Output each line of the material exactly as it stands.

:: Data rows

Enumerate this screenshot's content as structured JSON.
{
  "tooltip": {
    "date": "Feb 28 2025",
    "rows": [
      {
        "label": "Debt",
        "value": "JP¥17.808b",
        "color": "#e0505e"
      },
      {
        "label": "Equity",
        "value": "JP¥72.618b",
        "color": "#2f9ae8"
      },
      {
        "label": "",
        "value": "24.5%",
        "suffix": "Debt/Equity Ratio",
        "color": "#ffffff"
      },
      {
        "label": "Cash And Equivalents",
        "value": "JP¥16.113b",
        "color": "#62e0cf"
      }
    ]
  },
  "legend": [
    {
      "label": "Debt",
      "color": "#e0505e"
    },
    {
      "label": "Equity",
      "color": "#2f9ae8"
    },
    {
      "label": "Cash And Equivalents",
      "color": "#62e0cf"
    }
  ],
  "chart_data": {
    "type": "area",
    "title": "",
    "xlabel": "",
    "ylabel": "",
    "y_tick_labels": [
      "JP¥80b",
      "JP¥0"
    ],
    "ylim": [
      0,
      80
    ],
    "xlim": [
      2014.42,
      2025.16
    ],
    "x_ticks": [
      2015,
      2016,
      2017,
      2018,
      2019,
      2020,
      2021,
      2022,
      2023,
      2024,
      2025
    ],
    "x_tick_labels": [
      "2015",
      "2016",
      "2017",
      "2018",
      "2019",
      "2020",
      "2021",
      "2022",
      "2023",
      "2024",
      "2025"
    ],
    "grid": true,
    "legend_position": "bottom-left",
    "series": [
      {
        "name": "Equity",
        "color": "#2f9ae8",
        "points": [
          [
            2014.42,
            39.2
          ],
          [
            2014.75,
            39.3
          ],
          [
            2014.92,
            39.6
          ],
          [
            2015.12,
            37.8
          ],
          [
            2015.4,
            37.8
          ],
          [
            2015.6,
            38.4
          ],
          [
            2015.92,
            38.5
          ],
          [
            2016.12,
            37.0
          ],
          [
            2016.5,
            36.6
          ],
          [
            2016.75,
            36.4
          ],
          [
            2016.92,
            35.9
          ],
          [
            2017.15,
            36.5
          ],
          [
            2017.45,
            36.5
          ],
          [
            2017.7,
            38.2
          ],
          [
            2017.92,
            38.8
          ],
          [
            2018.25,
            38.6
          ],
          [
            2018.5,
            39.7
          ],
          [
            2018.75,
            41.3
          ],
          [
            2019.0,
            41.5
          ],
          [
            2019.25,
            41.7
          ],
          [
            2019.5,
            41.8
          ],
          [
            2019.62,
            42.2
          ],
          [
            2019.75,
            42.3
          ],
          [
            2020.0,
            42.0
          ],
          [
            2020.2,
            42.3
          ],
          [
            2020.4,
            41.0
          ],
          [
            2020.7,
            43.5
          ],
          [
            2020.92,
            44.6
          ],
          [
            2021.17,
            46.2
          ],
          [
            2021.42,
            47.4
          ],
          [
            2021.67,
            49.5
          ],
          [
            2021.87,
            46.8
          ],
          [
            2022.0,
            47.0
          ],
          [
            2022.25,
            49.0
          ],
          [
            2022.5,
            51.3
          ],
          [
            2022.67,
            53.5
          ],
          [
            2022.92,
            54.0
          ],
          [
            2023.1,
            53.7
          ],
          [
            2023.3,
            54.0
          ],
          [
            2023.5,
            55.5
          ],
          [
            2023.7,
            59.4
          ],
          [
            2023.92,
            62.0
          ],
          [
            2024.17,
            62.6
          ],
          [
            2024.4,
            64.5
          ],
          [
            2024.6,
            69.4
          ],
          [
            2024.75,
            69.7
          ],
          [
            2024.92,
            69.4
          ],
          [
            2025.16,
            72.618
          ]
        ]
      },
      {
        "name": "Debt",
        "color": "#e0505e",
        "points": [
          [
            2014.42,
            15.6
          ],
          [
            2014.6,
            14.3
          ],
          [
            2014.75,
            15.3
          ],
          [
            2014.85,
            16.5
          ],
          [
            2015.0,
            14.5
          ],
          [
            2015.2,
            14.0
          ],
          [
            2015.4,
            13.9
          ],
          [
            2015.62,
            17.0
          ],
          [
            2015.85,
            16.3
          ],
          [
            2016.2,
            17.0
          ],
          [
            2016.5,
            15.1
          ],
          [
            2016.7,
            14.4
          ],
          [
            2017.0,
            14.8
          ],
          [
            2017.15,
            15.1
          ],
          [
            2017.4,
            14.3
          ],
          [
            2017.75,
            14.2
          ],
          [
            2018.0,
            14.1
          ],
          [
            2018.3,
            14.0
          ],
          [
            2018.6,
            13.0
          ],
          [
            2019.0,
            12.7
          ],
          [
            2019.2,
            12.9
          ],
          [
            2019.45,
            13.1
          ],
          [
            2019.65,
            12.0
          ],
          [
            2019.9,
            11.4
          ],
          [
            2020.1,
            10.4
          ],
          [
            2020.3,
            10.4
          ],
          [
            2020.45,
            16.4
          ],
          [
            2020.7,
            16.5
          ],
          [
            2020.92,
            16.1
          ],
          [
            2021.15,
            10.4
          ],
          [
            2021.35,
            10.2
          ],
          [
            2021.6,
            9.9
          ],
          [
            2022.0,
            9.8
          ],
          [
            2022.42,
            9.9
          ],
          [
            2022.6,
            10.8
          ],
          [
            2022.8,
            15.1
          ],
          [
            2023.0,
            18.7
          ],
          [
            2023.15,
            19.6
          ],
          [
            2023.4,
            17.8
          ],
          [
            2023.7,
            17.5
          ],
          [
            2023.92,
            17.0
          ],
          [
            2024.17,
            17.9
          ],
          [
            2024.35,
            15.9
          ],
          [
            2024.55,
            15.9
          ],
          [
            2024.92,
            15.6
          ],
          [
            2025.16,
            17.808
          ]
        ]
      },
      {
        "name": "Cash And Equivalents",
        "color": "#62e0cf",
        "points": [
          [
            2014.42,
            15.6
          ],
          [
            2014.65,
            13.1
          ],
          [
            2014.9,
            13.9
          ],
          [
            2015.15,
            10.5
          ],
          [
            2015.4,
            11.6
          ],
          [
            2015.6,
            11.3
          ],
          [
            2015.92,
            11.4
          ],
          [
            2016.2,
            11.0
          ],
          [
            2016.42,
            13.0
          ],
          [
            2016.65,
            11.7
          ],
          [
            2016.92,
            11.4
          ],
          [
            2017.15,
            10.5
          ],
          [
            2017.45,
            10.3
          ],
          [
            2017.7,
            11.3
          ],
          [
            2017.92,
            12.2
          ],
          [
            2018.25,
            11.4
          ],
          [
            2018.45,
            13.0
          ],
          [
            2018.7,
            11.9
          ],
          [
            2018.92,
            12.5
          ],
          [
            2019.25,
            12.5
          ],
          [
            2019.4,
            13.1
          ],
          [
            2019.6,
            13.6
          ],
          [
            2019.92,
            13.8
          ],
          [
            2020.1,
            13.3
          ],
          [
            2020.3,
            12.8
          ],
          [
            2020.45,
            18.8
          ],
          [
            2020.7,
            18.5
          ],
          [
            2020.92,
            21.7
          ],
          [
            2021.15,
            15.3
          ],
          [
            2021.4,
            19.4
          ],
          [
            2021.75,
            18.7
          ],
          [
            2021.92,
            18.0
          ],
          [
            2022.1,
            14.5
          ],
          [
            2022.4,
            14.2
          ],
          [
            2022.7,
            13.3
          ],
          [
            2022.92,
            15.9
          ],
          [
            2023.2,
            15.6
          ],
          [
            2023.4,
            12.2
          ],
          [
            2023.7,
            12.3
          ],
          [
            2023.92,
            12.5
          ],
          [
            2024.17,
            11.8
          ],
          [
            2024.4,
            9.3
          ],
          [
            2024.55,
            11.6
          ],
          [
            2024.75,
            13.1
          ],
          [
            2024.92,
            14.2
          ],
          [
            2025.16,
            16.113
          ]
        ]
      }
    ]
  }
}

::::

(Written reply)
Enumerate this screenshot's content as structured JSON.
{
  "tooltip": {
    "date": "Feb 28 2025",
    "rows": [
      {
        "label": "Debt",
        "value": "JP¥17.808b",
        "color": "#e0505e"
      },
      {
        "label": "Equity",
        "value": "JP¥72.618b",
        "color": "#2f9ae8"
      },
      {
        "label": "",
        "value": "24.5%",
        "suffix": "Debt/Equity Ratio",
        "color": "#ffffff"
      },
      {
        "label": "Cash And Equivalents",
        "value": "JP¥16.113b",
        "color": "#62e0cf"
      }
    ]
  },
  "legend": [
    {
      "label": "Debt",
      "color": "#e0505e"
    },
    {
      "label": "Equity",
      "color": "#2f9ae8"
    },
    {
      "label": "Cash And Equivalents",
      "color": "#62e0cf"
    }
  ],
  "chart_data": {
    "type": "area",
    "title": "",
    "xlabel": "",
    "ylabel": "",
    "y_tick_labels": [
      "JP¥80b",
      "JP¥0"
    ],
    "ylim": [
      0,
      80
    ],
    "xlim": [
      2014.42,
      2025.16
    ],
    "x_ticks": [
      2015,
      2016,
      2017,
      2018,
      2019,
      2020,
      2021,
      2022,
      2023,
      2024,
      2025
    ],
    "x_tick_labels": [
      "2015",
      "2016",
      "2017",
      "2018",
      "2019",
      "2020",
      "2021",
      "2022",
      "2023",
      "2024",
      "2025"
    ],
    "grid": true,
    "legend_position": "bottom-left",
    "series": [
      {
        "name": "Equity",
        "color": "#2f9ae8",
        "points": [
          [
            2014.42,
            39.2
          ],
          [
            2014.75,
            39.3
          ],
          [
            2014.92,
            39.6
          ],
          [
            2015.12,
            37.8
          ],
          [
            2015.4,
            37.8
          ],
          [
            2015.6,
            38.4
          ],
          [
            2015.92,
            38.5
          ],
          [
            2016.12,
            37.0
          ],
          [
            2016.5,
            36.6
          ],
          [
            2016.75,
            36.4
          ],
          [
            2016.92,
            35.9
          ],
          [
            2017.15,
            36.5
          ],
          [
            2017.45,
            36.5
          ],
          [
            2017.7,
            38.2
          ],
          [
            2017.92,
            38.8
          ],
          [
            2018.25,
            38.6
          ],
          [
            2018.5,
            39.7
          ],
          [
            2018.75,
            41.3
          ],
          [
            2019.0,
            41.5
          ],
          [
            2019.25,
            41.7
          ],
          [
            2019.5,
            41.8
          ],
          [
            2019.62,
            42.2
          ],
          [
            2019.75,
            42.3
          ],
          [
            2020.0,
            42.0
          ],
          [
            2020.2,
            42.3
          ],
          [
            2020.4,
            41.0
          ],
          [
            2020.7,
            43.5
          ],
          [
            2020.92,
            44.6
          ],
          [
            2021.17,
            46.2
          ],
          [
            2021.42,
            47.4
          ],
          [
            2021.67,
            49.5
          ],
          [
            2021.87,
            46.8
          ],
          [
            2022.0,
            47.0
          ],
          [
            2022.25,
            49.0
          ],
          [
            2022.5,
            51.3
          ],
          [
            2022.67,
            53.5
          ],
          [
            2022.92,
            54.0
          ],
          [
            2023.1,
            53.7
          ],
          [
            2023.3,
            54.0
          ],
          [
            2023.5,
            55.5
          ],
          [
            2023.7,
            59.4
          ],
          [
            2023.92,
            62.0
          ],
          [
            2024.17,
            62.6
          ],
          [
            2024.4,
            64.5
          ],
          [
            2024.6,
            69.4
          ],
          [
            2024.75,
            69.7
          ],
          [
            2024.92,
            69.4
          ],
          [
            2025.16,
            72.618
          ]
        ]
      },
      {
        "name": "Debt",
        "color": "#e0505e",
        "points": [
          [
            2014.42,
            15.6
          ],
          [
            2014.6,
            14.3
          ],
          [
            2014.75,
            15.3
          ],
          [
            2014.85,
            16.5
          ],
          [
            2015.0,
            14.5
          ],
          [
            2015.2,
            14.0
          ],
          [
            2015.4,
            13.9
          ],
          [
            2015.62,
            17.0
          ],
          [
            2015.85,
            16.3
          ],
          [
            2016.2,
            17.0
          ],
          [
            2016.5,
            15.1
          ],
          [
            2016.7,
            14.4
          ],
          [
            2017.0,
            14.8
          ],
          [
            2017.15,
            15.1
          ],
          [
            2017.4,
            14.3
          ],
          [
            2017.75,
            14.2
          ],
          [
            2018.0,
            14.1
          ],
          [
            2018.3,
            14.0
          ],
          [
            2018.6,
            13.0
          ],
          [
            2019.0,
            12.7
          ],
          [
            2019.2,
            12.9
          ],
          [
            2019.45,
            13.1
          ],
          [
            2019.65,
            12.0
          ],
          [
            2019.9,
            11.4
          ],
          [
            2020.1,
            10.4
          ],
          [
            2020.3,
            10.4
          ],
          [
            2020.45,
            16.4
          ],
          [
            2020.7,
            16.5
          ],
          [
            2020.92,
            16.1
          ],
          [
            2021.15,
            10.4
          ],
          [
            2021.35,
            10.2
          ],
          [
            2021.6,
            9.9
          ],
          [
            2022.0,
            9.8
          ],
          [
            2022.42,
            9.9
          ],
          [
            2022.6,
            10.8
          ],
          [
            2022.8,
            15.1
          ],
          [
            2023.0,
            18.7
          ],
          [
            2023.15,
            19.6
          ],
          [
            2023.4,
            17.8
          ],
          [
            2023.7,
            17.5
          ],
          [
            2023.92,
            17.0
          ],
          [
            2024.17,
            17.9
          ],
          [
            2024.35,
            15.9
          ],
          [
            2024.55,
            15.9
          ],
          [
            2024.92,
            15.6
          ],
          [
            2025.16,
            17.808
          ]
        ]
      },
      {
        "name": "Cash And Equivalents",
        "color": "#62e0cf",
        "points": [
          [
            2014.42,
            15.6
          ],
          [
            2014.65,
            13.1
          ],
          [
            2014.9,
            13.9
          ],
          [
            2015.15,
            10.5
          ],
          [
            2015.4,
            11.6
          ],
          [
            2015.6,
            11.3
          ],
          [
            2015.92,
            11.4
          ],
          [
            2016.2,
            11.0
          ],
          [
            2016.42,
            13.0
          ],
          [
            2016.65,
            11.7
          ],
          [
            2016.92,
            11.4
          ],
          [
            2017.15,
            10.5
          ],
          [
            2017.45,
            10.3
          ],
          [
            2017.7,
            11.3
          ],
          [
            2017.92,
            12.2
          ],
          [
            2018.25,
            11.4
          ],
          [
            2018.45,
            13.0
          ],
          [
            2018.7,
            11.9
          ],
          [
            2018.92,
            12.5
          ],
          [
            2019.25,
            12.5
          ],
          [
            2019.4,
            13.1
          ],
          [
            2019.6,
            13.6
          ],
          [
            2019.92,
            13.8
          ],
          [
            2020.1,
            13.3
          ],
          [
            2020.3,
            12.8
          ],
          [
            2020.45,
            18.8
          ],
          [
            2020.7,
            18.5
          ],
          [
            2020.92,
            21.7
          ],
          [
            2021.15,
            15.3
          ],
          [
            2021.4,
            19.4
          ],
          [
            2021.75,
            18.7
          ],
          [
            2021.92,
            18.0
          ],
          [
            2022.1,
            14.5
          ],
          [
            2022.4,
            14.2
          ],
          [
            2022.7,
            13.3
          ],
          [
            2022.92,
            15.9
          ],
          [
            2023.2,
            15.6
          ],
          [
            2023.4,
            12.2
          ],
          [
            2023.7,
            12.3
          ],
          [
            2023.92,
            12.5
          ],
          [
            2024.17,
            11.8
          ],
          [
            2024.4,
            9.3
          ],
          [
            2024.55,
            11.6
          ],
          [
            2024.75,
            13.1
          ],
          [
            2024.92,
            14.2
          ],
          [
            2025.16,
            16.113
          ]
        ]
      }
    ]
  }
}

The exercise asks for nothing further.